[Figure content listings]
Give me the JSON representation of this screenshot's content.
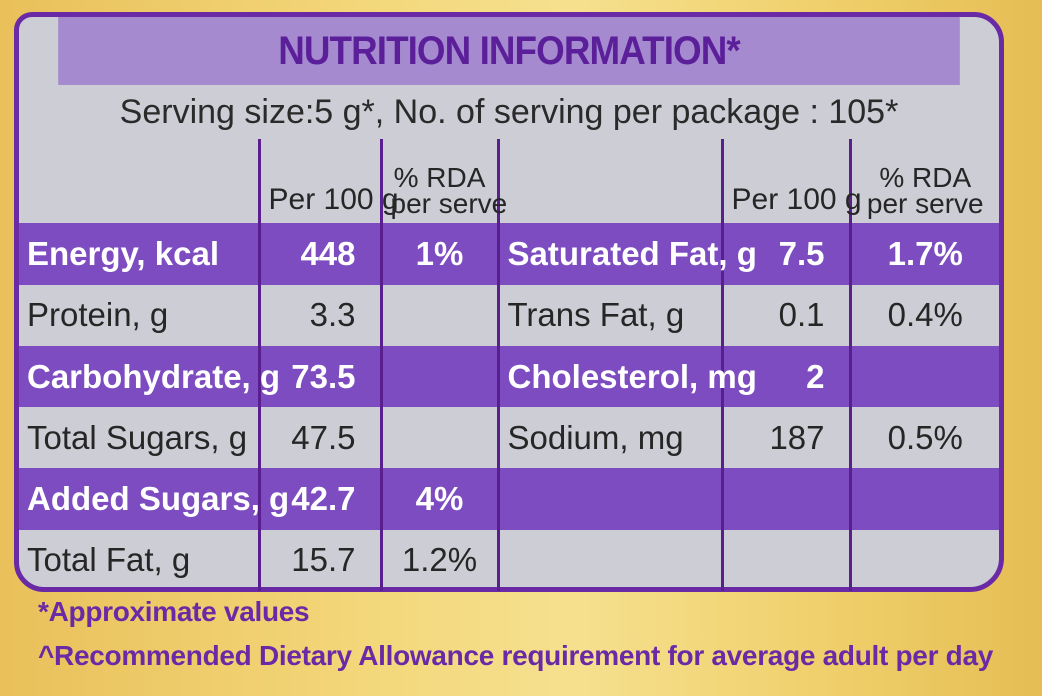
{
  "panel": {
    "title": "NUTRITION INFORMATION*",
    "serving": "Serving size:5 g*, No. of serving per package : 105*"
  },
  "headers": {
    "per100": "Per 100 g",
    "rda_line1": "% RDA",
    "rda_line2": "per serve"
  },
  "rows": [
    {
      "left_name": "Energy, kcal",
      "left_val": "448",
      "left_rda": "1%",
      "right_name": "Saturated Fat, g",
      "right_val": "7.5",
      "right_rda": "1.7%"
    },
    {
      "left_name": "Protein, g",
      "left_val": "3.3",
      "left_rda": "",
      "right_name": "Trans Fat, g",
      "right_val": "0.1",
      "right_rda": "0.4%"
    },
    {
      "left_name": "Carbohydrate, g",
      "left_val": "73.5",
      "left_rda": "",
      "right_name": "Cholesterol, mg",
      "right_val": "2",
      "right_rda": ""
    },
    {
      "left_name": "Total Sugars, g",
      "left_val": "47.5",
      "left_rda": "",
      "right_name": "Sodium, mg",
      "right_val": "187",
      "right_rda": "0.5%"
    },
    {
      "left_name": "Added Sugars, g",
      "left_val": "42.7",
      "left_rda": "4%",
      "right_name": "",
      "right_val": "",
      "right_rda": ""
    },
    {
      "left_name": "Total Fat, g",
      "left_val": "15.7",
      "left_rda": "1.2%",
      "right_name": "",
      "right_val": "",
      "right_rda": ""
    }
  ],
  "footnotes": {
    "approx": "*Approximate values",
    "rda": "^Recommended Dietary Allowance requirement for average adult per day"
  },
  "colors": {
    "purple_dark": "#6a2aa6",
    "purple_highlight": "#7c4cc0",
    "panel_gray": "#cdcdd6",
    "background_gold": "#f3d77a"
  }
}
...
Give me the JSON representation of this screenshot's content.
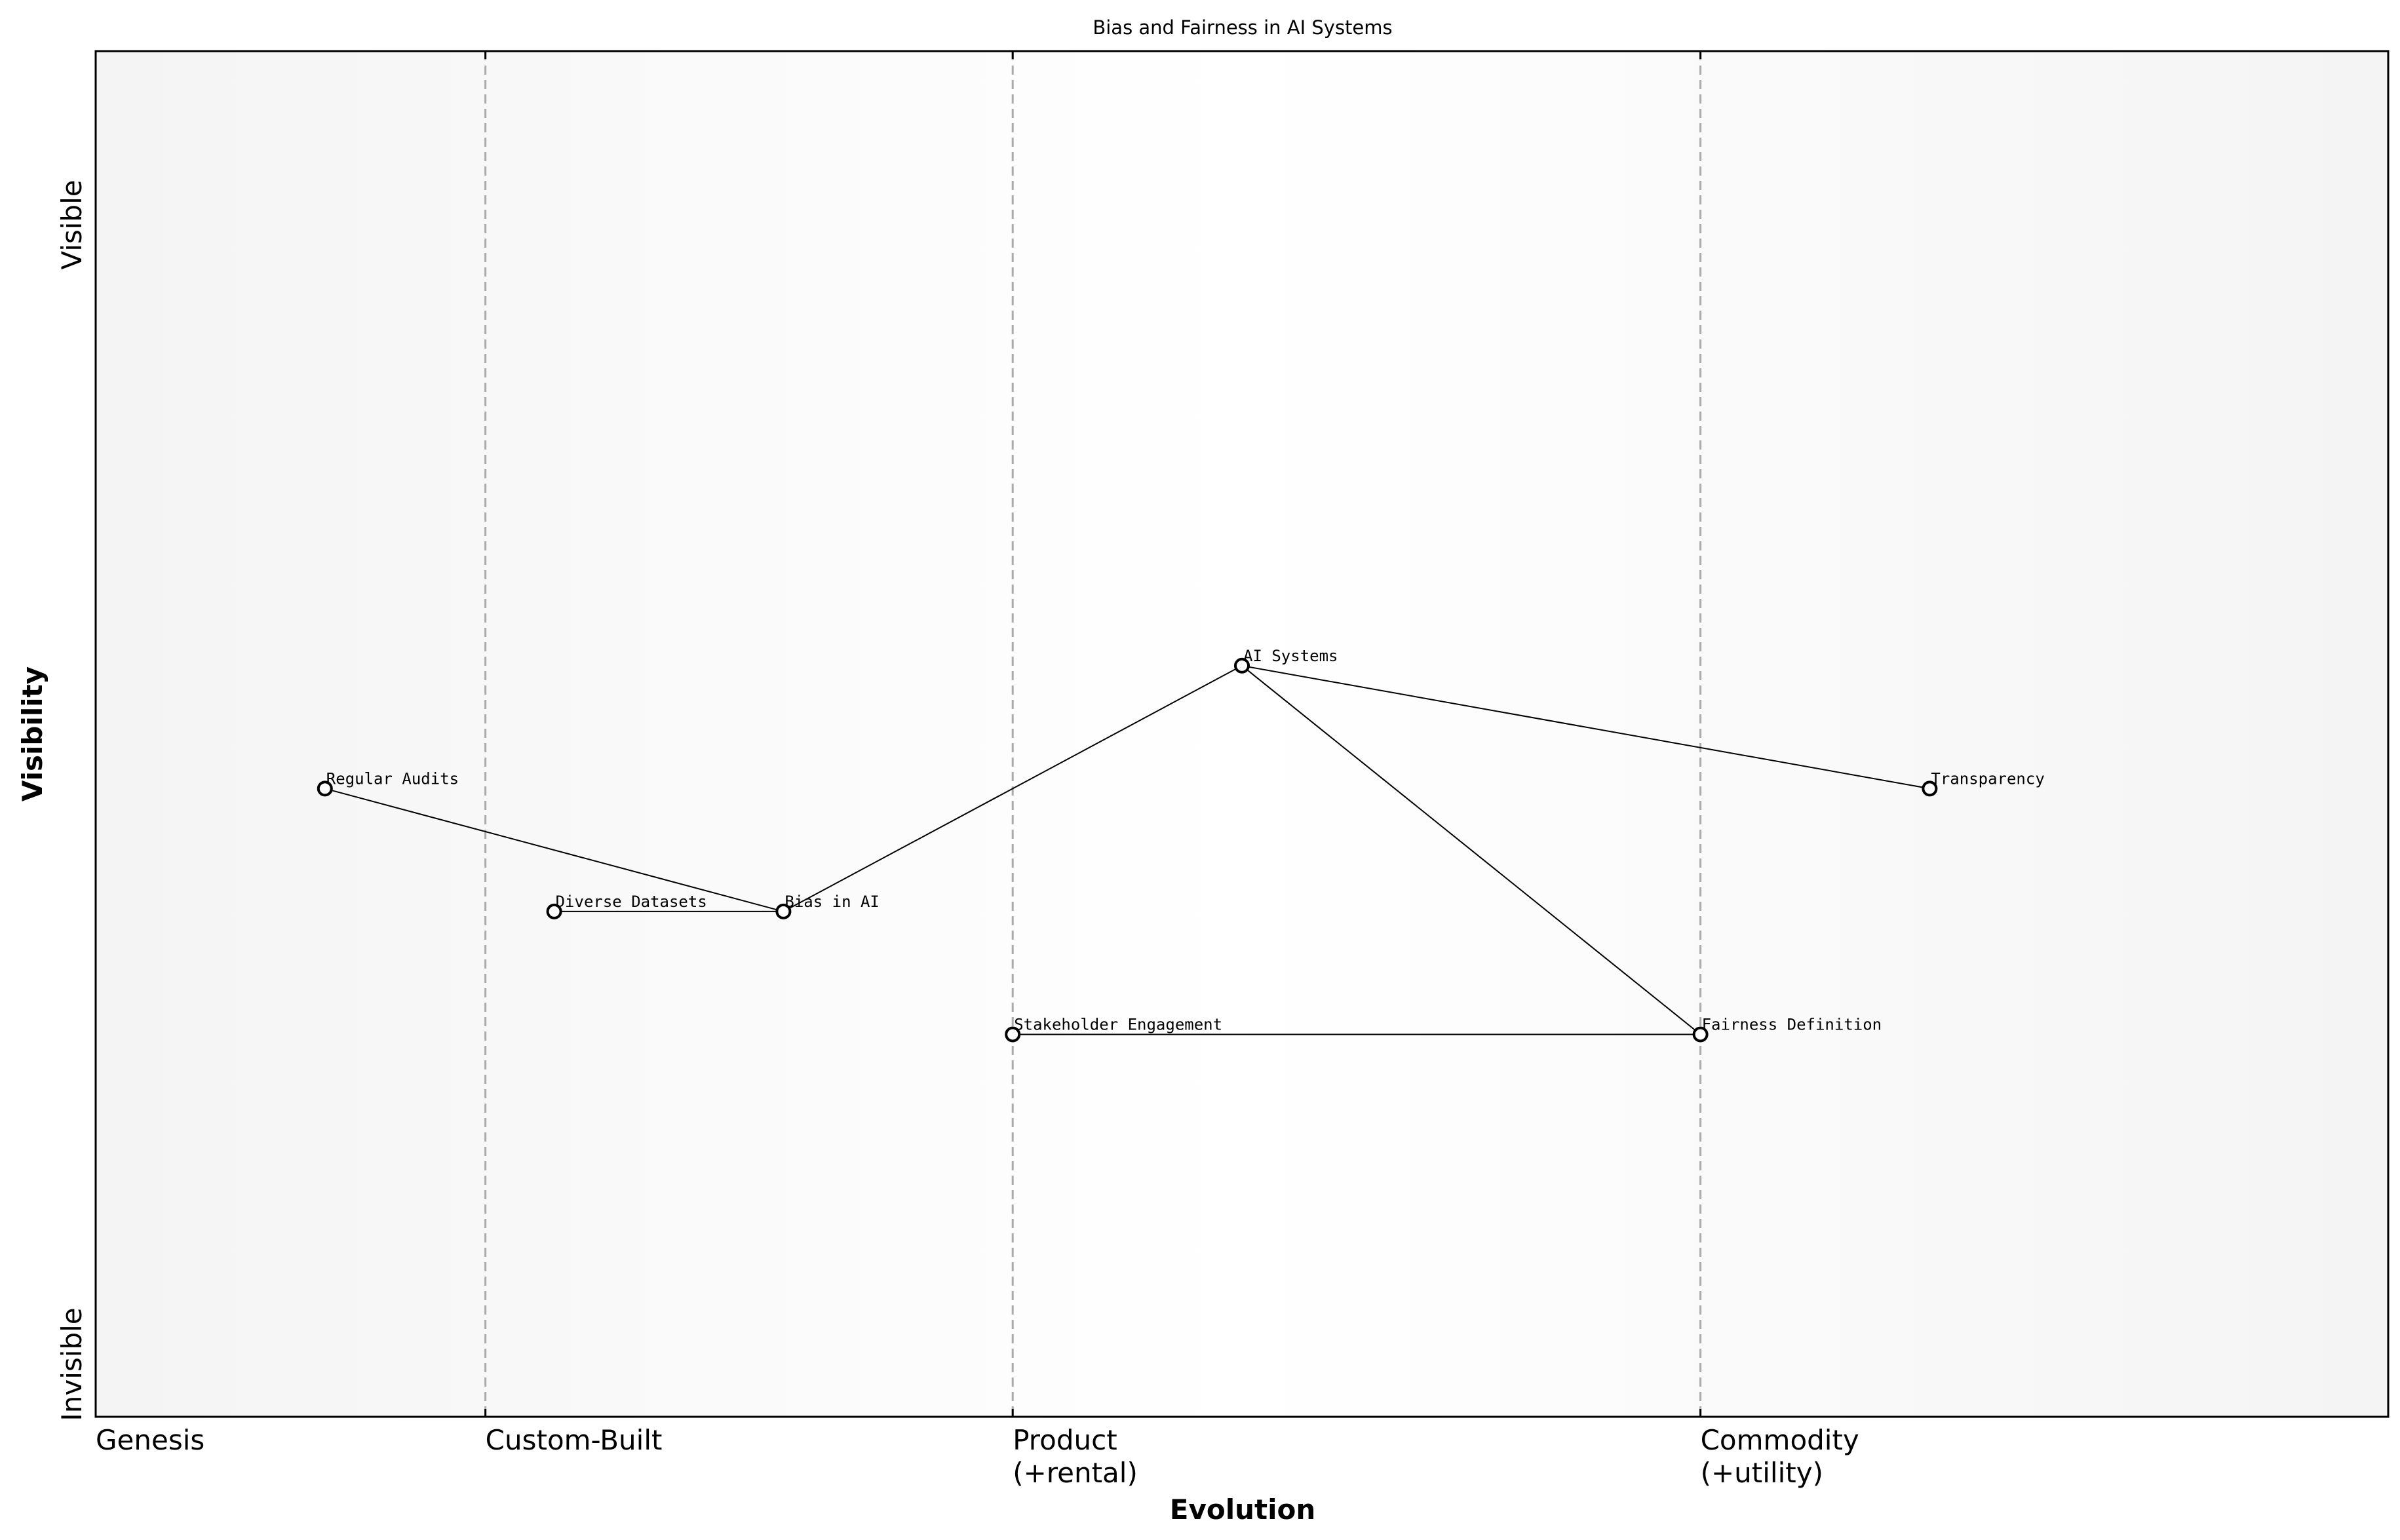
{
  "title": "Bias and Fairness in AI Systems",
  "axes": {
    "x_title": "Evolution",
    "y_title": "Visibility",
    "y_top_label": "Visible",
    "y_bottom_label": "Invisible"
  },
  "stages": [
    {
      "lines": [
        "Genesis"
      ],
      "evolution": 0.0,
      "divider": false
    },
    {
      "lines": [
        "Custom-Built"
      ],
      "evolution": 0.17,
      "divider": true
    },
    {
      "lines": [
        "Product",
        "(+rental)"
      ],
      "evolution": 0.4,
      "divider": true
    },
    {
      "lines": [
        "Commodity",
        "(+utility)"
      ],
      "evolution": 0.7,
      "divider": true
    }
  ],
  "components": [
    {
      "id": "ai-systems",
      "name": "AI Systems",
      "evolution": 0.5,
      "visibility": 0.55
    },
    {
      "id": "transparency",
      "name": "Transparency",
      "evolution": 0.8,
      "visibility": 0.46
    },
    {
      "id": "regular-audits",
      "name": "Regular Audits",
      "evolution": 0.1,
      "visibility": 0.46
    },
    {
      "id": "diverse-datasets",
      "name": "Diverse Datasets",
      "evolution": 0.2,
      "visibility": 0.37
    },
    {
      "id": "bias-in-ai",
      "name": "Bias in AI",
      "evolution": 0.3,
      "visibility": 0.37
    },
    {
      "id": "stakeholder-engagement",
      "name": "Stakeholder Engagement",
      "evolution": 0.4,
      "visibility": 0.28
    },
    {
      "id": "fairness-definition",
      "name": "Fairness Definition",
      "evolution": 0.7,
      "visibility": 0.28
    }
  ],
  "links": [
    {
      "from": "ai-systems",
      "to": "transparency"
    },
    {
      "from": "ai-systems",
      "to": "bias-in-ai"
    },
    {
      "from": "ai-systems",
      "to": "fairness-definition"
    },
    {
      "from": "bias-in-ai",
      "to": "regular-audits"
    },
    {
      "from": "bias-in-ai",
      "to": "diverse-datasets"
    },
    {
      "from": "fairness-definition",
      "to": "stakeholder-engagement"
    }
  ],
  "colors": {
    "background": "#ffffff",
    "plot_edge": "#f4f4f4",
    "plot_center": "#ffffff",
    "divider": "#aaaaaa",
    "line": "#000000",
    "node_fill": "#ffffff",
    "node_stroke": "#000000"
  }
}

## Work order
Show, from the records above, every line that includes "Total".

## Expected answer
      "left_name": "Total Sugars, g",
      "left_name": "Total Fat, g",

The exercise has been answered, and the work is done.